Rows from a dataset:
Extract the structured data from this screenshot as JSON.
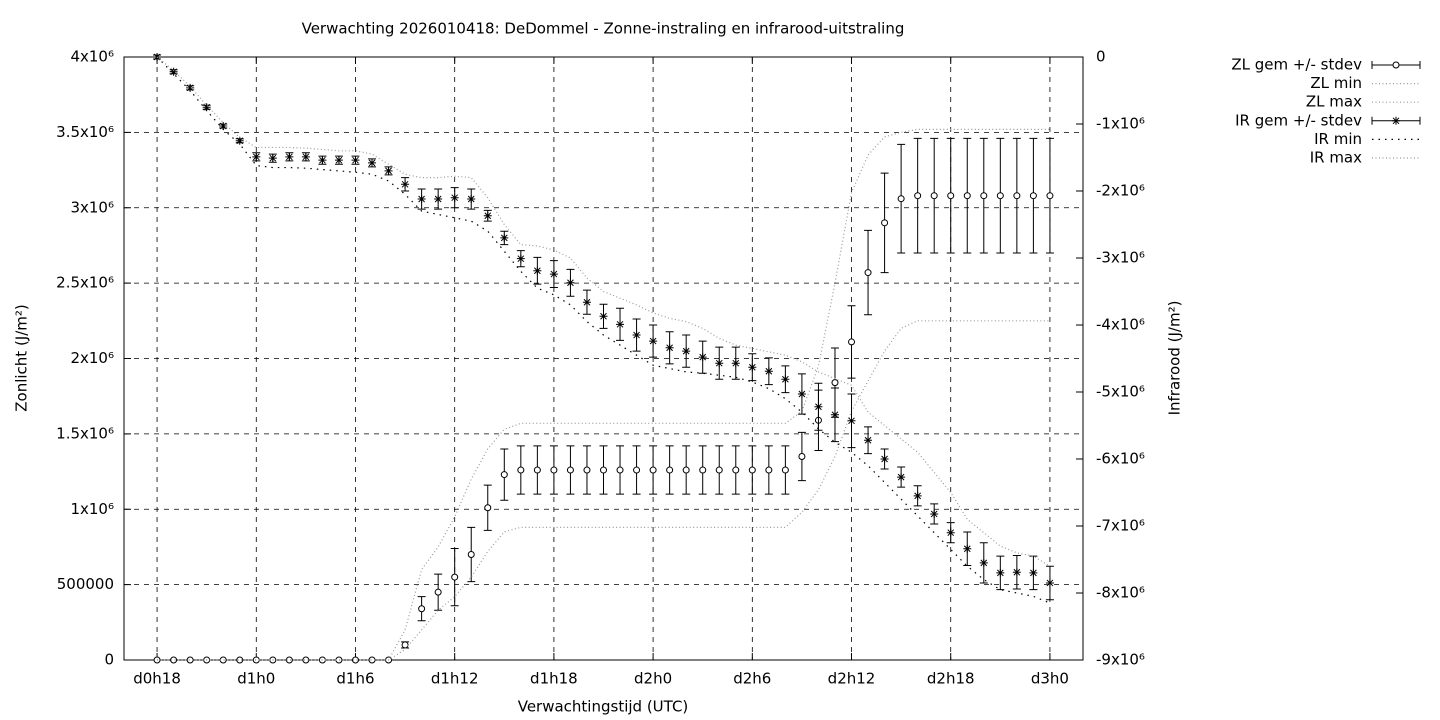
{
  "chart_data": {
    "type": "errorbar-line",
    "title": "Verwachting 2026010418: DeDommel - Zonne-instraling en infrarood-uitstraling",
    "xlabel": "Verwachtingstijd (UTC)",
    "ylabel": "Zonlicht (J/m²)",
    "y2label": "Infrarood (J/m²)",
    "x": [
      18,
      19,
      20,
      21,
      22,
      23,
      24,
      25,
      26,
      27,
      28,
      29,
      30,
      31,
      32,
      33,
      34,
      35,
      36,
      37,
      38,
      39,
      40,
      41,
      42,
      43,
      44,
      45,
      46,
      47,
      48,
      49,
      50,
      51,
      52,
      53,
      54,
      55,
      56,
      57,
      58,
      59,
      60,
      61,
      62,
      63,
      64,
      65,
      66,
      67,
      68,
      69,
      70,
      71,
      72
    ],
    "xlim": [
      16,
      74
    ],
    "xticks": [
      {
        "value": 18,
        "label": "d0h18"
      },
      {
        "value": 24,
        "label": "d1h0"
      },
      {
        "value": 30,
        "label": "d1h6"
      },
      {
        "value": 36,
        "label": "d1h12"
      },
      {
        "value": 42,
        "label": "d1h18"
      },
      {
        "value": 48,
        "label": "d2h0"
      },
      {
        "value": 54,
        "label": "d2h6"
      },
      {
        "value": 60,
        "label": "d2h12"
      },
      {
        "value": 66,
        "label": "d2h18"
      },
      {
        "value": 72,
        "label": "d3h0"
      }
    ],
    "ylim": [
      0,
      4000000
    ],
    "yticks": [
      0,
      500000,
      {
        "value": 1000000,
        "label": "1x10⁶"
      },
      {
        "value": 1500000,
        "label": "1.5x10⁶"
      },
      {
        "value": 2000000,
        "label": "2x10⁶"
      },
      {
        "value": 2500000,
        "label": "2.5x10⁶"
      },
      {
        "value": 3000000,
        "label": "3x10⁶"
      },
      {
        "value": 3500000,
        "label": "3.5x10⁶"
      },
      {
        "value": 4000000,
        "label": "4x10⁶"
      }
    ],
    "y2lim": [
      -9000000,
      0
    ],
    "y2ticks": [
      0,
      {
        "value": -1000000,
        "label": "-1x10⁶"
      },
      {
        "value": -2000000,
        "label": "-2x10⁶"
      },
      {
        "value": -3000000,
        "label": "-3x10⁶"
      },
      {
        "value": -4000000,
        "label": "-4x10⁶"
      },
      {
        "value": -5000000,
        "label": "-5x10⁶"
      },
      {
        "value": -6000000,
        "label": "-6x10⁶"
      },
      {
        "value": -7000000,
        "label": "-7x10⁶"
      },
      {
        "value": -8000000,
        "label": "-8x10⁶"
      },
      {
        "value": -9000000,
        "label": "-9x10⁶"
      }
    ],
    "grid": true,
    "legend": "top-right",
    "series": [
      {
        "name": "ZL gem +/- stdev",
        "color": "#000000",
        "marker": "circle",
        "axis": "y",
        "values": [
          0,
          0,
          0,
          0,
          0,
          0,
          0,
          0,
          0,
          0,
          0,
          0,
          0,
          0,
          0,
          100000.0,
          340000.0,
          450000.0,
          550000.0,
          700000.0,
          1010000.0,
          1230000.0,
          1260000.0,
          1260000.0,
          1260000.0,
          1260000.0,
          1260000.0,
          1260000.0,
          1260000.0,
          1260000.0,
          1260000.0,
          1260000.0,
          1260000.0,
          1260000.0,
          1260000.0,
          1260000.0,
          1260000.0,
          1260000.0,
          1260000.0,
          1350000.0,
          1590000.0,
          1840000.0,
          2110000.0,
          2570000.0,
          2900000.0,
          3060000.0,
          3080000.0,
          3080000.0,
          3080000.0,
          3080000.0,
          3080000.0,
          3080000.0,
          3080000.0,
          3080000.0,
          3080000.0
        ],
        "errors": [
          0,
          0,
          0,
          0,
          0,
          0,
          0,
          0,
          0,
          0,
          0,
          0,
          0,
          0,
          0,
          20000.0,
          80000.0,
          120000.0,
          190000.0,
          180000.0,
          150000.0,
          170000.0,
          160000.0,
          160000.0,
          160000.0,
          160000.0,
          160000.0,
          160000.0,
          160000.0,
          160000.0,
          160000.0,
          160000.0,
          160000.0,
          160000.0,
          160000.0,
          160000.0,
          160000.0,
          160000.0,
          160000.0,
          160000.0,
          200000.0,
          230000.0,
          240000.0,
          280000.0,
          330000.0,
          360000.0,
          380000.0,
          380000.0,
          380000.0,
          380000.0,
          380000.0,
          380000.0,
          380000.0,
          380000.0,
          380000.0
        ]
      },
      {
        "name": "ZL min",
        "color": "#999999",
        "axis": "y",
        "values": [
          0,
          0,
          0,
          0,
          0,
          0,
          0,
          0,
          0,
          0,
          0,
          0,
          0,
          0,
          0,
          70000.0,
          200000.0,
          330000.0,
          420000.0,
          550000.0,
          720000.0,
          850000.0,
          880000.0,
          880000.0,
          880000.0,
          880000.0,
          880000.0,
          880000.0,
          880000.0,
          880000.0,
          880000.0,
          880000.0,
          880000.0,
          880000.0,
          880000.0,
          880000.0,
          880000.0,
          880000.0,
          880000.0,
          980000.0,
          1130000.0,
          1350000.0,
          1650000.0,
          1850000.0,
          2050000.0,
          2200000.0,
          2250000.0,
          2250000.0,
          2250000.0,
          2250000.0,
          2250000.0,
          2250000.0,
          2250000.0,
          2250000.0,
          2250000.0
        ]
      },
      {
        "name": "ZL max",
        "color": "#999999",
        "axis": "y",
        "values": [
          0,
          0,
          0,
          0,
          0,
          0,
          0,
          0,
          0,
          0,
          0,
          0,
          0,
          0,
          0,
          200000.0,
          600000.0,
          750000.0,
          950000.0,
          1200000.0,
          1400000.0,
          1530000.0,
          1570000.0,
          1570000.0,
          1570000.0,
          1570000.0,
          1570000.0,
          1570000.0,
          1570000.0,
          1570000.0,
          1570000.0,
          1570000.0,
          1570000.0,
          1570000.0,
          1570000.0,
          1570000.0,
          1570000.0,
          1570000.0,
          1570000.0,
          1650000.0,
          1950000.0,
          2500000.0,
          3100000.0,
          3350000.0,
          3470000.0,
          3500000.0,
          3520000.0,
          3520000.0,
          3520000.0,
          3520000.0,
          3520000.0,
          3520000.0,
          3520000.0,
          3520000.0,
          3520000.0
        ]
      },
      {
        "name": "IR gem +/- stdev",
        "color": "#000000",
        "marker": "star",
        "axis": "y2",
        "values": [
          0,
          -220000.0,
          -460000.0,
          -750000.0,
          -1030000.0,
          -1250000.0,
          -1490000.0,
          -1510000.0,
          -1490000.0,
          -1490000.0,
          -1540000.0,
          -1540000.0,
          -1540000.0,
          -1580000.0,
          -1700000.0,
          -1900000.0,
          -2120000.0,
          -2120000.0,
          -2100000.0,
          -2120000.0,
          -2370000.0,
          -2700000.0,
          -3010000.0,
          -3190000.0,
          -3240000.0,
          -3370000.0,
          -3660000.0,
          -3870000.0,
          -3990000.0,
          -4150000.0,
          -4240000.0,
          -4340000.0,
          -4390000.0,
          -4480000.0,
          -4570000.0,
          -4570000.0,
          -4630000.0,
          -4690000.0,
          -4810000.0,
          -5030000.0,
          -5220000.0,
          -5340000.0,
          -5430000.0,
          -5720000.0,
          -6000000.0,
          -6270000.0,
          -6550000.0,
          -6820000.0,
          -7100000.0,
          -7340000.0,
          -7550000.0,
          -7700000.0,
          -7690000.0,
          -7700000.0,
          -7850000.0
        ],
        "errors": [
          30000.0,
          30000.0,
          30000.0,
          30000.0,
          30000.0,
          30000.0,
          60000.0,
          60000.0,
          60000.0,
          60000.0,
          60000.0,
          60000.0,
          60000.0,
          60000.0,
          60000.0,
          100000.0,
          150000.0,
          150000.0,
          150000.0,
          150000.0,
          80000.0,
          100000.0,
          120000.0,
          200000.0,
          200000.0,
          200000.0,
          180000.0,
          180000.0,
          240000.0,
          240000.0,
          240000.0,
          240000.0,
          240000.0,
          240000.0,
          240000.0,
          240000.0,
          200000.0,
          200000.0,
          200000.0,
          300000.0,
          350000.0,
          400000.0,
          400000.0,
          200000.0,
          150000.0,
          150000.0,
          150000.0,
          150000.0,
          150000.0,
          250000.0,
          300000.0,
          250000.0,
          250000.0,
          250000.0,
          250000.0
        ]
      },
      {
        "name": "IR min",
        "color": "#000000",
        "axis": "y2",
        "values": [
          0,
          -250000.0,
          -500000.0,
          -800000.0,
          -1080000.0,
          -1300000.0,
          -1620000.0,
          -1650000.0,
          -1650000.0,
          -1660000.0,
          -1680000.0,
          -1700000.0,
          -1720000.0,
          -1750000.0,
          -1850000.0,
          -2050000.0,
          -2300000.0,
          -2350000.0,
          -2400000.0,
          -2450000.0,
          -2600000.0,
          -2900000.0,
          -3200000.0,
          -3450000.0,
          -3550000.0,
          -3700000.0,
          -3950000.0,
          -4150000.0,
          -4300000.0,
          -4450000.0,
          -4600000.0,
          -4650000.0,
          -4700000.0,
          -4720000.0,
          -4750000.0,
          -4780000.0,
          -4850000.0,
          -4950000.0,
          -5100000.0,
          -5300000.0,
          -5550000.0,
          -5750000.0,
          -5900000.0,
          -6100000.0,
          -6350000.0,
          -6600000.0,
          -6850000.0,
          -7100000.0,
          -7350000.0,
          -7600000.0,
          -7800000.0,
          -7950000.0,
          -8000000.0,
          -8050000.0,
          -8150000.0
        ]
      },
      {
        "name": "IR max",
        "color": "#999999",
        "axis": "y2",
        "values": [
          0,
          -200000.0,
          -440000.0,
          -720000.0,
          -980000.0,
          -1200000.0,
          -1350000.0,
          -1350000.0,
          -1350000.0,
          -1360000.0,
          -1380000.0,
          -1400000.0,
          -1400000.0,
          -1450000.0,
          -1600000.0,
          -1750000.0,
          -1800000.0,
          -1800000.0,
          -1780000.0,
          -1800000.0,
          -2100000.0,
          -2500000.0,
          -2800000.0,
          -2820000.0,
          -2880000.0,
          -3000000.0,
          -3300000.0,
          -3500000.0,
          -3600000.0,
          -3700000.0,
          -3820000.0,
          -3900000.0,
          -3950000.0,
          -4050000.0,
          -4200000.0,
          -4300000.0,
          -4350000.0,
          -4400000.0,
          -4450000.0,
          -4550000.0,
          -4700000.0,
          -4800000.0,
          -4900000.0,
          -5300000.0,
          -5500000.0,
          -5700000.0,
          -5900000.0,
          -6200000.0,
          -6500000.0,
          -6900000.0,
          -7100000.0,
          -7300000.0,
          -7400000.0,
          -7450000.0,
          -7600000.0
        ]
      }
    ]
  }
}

--

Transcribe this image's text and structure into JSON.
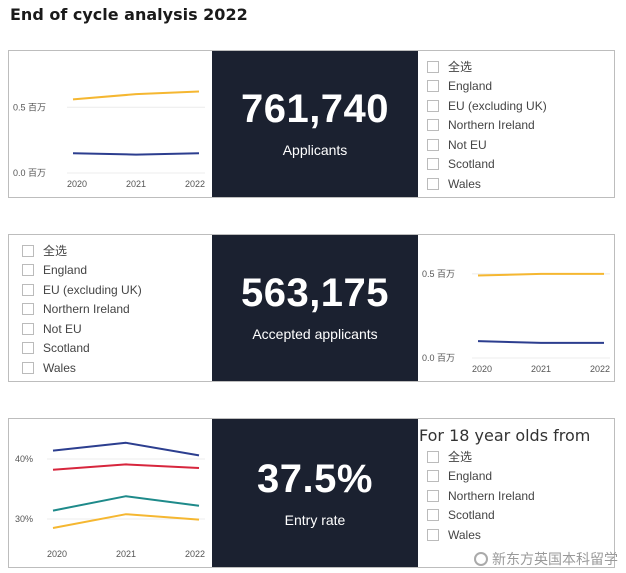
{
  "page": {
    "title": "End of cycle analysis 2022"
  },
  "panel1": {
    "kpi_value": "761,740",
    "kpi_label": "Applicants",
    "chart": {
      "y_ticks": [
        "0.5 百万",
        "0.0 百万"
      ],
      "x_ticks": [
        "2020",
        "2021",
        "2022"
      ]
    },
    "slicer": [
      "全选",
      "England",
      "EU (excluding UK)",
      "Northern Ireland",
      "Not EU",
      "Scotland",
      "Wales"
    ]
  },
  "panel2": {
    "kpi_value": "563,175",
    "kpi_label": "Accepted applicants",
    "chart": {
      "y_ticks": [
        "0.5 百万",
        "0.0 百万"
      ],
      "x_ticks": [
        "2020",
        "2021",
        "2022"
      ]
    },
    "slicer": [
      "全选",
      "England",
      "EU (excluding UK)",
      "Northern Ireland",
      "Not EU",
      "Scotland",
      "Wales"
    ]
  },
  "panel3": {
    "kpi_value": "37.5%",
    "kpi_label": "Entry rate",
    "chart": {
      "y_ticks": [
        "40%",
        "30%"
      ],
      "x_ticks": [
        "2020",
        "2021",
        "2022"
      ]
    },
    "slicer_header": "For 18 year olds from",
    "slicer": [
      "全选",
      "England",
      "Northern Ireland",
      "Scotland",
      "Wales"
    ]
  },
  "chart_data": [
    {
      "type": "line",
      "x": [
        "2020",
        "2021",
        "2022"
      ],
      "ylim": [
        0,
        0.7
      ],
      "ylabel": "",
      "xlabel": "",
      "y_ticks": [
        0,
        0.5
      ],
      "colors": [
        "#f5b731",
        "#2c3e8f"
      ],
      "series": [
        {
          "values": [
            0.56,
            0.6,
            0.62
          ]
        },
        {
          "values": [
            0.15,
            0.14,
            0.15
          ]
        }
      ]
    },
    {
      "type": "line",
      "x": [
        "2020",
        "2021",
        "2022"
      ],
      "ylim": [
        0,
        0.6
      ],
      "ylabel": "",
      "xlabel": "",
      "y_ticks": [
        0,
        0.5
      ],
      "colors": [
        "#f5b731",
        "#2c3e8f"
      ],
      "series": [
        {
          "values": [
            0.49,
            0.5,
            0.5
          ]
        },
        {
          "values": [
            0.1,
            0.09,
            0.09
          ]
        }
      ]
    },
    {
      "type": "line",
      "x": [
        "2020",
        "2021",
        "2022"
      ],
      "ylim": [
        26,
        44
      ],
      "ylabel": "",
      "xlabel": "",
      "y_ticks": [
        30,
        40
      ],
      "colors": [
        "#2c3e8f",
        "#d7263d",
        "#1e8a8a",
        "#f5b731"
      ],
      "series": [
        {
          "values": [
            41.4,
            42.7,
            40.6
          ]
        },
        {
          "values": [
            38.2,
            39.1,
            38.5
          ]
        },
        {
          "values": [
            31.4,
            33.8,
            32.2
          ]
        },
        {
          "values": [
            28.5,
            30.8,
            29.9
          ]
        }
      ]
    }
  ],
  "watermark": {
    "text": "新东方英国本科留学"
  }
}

Task objective >> Take every line containing the word "text" and copy it.

Solved exercise >>
Transcribe this image's text and structure into JSON.
    "text": "新东方英国本科留学"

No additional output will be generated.